>>>

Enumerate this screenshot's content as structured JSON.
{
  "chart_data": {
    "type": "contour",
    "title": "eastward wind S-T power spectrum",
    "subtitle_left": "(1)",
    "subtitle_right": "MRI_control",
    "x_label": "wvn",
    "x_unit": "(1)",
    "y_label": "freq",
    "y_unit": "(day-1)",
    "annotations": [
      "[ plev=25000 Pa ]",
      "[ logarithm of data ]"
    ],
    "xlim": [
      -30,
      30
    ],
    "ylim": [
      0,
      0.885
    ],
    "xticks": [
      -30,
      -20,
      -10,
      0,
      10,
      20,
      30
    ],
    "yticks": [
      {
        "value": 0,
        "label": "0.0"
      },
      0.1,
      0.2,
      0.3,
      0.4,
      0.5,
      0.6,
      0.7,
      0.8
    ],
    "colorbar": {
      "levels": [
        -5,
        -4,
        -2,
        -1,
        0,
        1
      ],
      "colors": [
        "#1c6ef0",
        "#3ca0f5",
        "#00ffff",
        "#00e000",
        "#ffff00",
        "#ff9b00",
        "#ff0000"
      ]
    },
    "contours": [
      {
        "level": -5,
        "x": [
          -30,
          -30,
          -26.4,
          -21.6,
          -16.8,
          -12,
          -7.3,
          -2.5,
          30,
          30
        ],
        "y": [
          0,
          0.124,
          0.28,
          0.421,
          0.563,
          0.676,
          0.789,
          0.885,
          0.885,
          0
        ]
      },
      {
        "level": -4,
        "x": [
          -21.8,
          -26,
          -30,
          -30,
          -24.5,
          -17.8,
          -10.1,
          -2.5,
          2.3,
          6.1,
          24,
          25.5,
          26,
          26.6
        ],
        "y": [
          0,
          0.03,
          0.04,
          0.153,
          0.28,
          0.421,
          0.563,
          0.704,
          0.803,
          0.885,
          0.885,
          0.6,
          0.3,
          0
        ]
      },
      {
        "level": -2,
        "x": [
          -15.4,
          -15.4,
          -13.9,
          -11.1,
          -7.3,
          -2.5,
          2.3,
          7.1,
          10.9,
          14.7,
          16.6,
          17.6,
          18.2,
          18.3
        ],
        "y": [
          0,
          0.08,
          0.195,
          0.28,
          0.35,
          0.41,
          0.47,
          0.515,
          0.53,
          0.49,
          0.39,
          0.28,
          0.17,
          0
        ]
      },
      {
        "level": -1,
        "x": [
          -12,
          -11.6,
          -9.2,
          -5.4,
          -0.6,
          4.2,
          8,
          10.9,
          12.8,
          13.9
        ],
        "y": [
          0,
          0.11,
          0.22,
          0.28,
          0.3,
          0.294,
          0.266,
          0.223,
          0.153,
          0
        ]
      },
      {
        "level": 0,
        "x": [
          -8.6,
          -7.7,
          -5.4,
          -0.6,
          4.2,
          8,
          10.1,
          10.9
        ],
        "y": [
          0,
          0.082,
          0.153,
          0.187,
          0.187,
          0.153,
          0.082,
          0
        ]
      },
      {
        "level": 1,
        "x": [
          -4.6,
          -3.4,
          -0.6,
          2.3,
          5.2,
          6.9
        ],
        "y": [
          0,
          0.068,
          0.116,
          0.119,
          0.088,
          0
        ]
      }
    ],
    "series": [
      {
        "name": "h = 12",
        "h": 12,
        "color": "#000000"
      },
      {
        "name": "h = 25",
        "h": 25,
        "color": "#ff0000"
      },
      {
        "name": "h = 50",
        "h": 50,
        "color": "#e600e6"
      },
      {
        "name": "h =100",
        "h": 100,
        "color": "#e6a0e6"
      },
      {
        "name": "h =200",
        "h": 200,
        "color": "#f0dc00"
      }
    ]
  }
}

<<<

| THE TASK |
Count every line in the data where the string "name" occurs. Give nothing except the number.

| OUTPUT FOR THIS EXERCISE |
5